= Exercise material =
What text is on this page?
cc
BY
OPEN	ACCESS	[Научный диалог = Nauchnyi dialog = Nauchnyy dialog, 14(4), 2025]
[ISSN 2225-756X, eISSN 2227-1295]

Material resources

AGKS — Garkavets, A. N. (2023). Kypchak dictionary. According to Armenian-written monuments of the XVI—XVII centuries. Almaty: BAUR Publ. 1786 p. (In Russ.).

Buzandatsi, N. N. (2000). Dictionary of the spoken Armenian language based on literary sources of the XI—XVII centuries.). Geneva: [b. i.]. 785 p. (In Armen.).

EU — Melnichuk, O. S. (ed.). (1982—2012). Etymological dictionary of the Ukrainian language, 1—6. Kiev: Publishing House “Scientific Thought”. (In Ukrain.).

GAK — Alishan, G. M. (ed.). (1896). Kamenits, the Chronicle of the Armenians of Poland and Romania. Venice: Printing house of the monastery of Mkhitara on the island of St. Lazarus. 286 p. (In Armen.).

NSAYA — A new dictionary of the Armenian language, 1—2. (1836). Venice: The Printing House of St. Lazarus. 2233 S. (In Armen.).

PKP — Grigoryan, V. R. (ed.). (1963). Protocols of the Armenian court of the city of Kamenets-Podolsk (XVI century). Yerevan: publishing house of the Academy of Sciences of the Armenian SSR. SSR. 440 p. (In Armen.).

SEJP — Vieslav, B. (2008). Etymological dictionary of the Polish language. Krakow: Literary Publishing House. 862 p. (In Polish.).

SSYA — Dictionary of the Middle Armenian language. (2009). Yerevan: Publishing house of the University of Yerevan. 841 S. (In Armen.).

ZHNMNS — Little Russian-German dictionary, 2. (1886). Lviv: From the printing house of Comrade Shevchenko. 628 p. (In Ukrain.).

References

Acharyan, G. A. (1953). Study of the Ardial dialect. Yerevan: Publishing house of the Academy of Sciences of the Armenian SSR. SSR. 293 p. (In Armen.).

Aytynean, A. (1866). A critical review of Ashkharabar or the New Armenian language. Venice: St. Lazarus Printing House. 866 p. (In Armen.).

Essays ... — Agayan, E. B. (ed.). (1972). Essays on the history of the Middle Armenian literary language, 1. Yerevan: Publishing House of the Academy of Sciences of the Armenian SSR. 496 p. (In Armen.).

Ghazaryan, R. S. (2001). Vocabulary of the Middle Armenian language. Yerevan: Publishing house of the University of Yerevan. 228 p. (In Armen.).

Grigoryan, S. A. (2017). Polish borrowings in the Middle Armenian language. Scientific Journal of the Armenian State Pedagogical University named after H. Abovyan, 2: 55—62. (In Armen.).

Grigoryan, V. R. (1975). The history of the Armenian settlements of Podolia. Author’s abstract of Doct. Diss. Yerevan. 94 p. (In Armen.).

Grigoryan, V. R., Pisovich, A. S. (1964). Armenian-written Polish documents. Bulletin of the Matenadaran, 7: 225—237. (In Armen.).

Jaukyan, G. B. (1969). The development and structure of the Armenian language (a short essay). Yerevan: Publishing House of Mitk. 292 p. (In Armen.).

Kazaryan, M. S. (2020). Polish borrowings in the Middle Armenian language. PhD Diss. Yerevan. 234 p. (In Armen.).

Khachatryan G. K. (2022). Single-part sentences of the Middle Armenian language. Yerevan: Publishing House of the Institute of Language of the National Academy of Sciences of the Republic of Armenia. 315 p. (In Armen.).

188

= Problem to solve =
Give back all the data exactly as written.

= Finished task =
What text is on this page?
cc
BY
OPEN	ACCESS	[Научный диалог = Nauchnyi dialog = Nauchnyy dialog, 14(4), 2025]
[ISSN 2225-756X, eISSN 2227-1295]

Material resources

AGKS — Garkavets, A. N. (2023). Kypchak dictionary. According to Armenian-written monuments of the XVI—XVII centuries. Almaty: BAUR Publ. 1786 p. (In Russ.).

Buzandatsi, N. N. (2000). Dictionary of the spoken Armenian language based on literary sources of the XI—XVII centuries.). Geneva: [b. i.]. 785 p. (In Armen.).

EU — Melnichuk, O. S. (ed.). (1982—2012). Etymological dictionary of the Ukrainian language, 1—6. Kiev: Publishing House “Scientific Thought”. (In Ukrain.).

GAK — Alishan, G. M. (ed.). (1896). Kamenits, the Chronicle of the Armenians of Poland and Romania. Venice: Printing house of the monastery of Mkhitara on the island of St. Lazarus. 286 p. (In Armen.).

NSAYA — A new dictionary of the Armenian language, 1—2. (1836). Venice: The Printing House of St. Lazarus. 2233 S. (In Armen.).

PKP — Grigoryan, V. R. (ed.). (1963). Protocols of the Armenian court of the city of Kamenets-Podolsk (XVI century). Yerevan: publishing house of the Academy of Sciences of the Armenian SSR. SSR. 440 p. (In Armen.).

SEJP — Vieslav, B. (2008). Etymological dictionary of the Polish language. Krakow: Literary Publishing House. 862 p. (In Polish.).

SSYA — Dictionary of the Middle Armenian language. (2009). Yerevan: Publishing house of the University of Yerevan. 841 S. (In Armen.).

ZHNMNS — Little Russian-German dictionary, 2. (1886). Lviv: From the printing house of Comrade Shevchenko. 628 p. (In Ukrain.).

References

Acharyan, G. A. (1953). Study of the Ardial dialect. Yerevan: Publishing house of the Academy of Sciences of the Armenian SSR. SSR. 293 p. (In Armen.).

Aytynean, A. (1866). A critical review of Ashkharabar or the New Armenian language. Venice: St. Lazarus Printing House. 866 p. (In Armen.).

Essays ... — Agayan, E. B. (ed.). (1972). Essays on the history of the Middle Armenian literary language, 1. Yerevan: Publishing House of the Academy of Sciences of the Armenian SSR. 496 p. (In Armen.).

Ghazaryan, R. S. (2001). Vocabulary of the Middle Armenian language. Yerevan: Publishing house of the University of Yerevan. 228 p. (In Armen.).

Grigoryan, S. A. (2017). Polish borrowings in the Middle Armenian language. Scientific Journal of the Armenian State Pedagogical University named after H. Abovyan, 2: 55—62. (In Armen.).

Grigoryan, V. R. (1975). The history of the Armenian settlements of Podolia. Author’s abstract of Doct. Diss. Yerevan. 94 p. (In Armen.).

Grigoryan, V. R., Pisovich, A. S. (1964). Armenian-written Polish documents. Bulletin of the Matenadaran, 7: 225—237. (In Armen.).

Jaukyan, G. B. (1969). The development and structure of the Armenian language (a short essay). Yerevan: Publishing House of Mitk. 292 p. (In Armen.).

Kazaryan, M. S. (2020). Polish borrowings in the Middle Armenian language. PhD Diss. Yerevan. 234 p. (In Armen.).

Khachatryan G. K. (2022). Single-part sentences of the Middle Armenian language. Yerevan: Publishing House of the Institute of Language of the National Academy of Sciences of the Republic of Armenia. 315 p. (In Armen.).

188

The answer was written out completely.